DIRECTIONS: Copy each line in which the string "offset" occurs.

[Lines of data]
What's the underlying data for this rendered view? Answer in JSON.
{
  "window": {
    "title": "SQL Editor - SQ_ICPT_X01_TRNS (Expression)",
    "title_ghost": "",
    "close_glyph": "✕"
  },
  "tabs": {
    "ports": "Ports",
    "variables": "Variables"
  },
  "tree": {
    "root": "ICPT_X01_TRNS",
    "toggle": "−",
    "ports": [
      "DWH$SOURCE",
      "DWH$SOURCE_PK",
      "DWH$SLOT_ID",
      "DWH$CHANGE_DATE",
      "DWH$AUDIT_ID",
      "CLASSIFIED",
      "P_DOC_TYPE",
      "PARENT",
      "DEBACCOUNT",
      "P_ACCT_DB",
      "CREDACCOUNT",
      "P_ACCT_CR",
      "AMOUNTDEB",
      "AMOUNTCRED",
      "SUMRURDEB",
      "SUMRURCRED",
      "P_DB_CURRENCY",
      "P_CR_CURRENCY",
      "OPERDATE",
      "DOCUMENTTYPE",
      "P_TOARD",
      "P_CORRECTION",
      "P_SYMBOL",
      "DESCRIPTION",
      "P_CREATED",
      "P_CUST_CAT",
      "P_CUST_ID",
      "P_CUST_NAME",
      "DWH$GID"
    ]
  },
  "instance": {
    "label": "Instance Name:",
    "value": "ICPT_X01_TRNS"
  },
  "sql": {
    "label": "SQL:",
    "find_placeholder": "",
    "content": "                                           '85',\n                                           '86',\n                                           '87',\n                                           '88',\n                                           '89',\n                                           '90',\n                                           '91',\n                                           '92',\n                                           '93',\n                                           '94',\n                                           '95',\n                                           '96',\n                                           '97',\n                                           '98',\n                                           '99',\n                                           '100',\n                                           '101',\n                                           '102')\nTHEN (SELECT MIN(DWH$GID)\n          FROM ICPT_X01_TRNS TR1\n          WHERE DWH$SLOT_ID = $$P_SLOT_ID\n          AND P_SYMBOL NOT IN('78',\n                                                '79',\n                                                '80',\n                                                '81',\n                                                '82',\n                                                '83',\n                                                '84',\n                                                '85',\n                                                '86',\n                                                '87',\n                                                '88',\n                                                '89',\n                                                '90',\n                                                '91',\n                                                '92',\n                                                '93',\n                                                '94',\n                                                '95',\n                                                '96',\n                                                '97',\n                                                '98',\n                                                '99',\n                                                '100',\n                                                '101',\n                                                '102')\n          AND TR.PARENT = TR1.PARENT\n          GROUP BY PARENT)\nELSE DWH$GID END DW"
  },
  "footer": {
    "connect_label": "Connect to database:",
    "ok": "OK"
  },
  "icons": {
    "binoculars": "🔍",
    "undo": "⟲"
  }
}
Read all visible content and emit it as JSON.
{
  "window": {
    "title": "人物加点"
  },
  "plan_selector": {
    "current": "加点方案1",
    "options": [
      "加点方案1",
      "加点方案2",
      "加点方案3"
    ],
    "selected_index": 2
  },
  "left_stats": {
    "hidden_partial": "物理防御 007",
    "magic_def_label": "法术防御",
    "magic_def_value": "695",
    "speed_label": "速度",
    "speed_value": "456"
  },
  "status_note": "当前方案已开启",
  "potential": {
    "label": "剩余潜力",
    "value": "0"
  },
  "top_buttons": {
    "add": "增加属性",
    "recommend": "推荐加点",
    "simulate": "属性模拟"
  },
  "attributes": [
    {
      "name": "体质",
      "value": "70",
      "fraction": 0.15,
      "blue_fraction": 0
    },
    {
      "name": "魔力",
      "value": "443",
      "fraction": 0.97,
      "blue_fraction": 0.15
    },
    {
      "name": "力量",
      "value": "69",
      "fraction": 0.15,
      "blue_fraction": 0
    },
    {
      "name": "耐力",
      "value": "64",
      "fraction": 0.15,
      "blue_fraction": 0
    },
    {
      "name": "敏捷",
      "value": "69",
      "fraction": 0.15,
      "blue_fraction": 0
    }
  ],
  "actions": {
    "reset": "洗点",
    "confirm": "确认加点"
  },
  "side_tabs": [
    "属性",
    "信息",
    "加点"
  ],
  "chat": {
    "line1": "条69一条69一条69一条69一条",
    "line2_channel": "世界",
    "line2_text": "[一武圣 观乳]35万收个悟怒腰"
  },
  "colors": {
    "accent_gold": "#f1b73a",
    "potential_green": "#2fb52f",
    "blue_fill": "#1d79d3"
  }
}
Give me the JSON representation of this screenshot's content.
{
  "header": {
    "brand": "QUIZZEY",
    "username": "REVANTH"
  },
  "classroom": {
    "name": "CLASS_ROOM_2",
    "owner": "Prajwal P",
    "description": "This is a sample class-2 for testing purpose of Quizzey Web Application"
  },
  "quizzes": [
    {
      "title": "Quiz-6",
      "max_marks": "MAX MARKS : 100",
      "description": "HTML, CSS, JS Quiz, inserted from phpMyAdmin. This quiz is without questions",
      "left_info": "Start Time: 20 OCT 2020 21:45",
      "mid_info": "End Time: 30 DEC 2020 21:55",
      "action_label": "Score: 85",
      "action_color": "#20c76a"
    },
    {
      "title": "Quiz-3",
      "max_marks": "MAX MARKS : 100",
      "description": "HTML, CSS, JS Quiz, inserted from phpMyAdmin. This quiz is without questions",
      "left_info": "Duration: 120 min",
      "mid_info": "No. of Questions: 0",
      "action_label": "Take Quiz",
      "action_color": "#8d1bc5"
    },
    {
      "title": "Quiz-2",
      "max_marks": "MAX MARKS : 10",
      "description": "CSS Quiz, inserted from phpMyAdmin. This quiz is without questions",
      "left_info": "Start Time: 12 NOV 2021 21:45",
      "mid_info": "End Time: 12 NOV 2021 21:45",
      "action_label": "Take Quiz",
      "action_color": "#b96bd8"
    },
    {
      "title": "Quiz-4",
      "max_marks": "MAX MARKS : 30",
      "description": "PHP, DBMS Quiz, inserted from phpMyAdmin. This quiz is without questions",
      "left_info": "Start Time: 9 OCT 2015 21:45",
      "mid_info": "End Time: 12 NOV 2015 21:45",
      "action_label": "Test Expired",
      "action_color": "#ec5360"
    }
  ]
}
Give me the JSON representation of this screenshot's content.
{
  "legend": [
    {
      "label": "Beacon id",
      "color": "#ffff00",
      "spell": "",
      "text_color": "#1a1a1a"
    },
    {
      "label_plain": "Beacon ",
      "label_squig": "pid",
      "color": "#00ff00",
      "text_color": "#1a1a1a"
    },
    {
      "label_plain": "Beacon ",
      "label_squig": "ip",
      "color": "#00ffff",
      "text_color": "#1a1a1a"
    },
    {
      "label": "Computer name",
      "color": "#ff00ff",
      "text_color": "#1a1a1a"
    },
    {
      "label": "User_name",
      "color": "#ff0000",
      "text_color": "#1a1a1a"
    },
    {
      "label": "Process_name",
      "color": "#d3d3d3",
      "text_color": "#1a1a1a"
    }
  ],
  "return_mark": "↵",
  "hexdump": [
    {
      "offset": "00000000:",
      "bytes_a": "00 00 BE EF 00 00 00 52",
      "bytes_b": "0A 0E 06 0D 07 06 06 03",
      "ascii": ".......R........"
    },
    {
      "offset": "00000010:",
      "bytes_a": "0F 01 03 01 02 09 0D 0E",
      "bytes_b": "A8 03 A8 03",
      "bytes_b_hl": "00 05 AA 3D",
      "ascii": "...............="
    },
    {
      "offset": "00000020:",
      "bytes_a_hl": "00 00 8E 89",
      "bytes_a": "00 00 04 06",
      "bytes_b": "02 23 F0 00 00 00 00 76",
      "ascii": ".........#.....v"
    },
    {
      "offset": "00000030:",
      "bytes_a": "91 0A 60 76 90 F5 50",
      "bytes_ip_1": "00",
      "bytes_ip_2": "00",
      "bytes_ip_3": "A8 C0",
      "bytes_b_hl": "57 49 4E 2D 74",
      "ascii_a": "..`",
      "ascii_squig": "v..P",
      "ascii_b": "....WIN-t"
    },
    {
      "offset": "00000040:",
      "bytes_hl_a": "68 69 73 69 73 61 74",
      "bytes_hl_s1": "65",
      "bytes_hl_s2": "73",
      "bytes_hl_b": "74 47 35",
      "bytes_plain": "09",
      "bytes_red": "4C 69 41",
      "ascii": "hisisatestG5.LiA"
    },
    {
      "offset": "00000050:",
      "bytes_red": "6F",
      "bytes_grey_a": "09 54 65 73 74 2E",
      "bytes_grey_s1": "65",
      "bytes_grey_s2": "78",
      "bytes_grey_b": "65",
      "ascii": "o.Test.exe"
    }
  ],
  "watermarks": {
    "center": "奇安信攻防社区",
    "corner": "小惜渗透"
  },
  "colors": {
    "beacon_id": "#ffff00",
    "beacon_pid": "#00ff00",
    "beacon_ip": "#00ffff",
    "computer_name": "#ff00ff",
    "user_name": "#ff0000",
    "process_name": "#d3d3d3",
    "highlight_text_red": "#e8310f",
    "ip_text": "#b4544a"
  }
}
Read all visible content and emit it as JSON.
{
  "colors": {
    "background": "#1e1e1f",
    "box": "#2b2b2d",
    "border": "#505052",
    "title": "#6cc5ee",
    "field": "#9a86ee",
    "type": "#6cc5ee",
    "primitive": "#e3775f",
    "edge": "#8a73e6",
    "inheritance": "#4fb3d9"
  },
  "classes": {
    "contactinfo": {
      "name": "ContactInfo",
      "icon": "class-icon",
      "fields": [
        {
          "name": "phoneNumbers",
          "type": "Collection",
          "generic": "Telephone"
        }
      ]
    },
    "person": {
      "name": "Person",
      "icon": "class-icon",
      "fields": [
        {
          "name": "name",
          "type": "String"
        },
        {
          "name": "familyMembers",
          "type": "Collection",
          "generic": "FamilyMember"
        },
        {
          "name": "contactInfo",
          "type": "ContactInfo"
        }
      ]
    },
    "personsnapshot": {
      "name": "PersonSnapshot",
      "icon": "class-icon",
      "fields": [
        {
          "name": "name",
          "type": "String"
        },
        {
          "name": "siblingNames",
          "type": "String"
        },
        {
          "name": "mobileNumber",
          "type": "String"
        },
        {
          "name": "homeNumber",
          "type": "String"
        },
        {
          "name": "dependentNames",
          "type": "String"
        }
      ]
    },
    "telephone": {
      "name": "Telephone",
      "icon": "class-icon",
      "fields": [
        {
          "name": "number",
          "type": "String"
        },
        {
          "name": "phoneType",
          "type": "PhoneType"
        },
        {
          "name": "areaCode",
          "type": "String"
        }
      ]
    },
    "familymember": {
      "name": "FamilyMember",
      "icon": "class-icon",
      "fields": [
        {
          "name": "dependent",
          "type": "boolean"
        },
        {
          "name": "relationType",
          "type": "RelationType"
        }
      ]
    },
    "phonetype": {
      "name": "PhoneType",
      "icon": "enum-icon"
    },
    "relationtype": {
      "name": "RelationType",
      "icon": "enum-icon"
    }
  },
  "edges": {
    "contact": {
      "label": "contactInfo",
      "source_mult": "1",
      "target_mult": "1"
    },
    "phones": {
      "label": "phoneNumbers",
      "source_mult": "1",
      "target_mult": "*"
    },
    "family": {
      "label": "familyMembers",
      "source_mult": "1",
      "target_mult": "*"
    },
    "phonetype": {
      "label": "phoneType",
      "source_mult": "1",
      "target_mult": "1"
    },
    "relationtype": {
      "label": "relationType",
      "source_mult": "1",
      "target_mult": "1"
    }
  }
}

WRITTEN ANSWER:
      "offset": "00000000:",
      "offset": "00000010:",
      "offset": "00000020:",
      "offset": "00000030:",
      "offset": "00000040:",
      "offset": "00000050:",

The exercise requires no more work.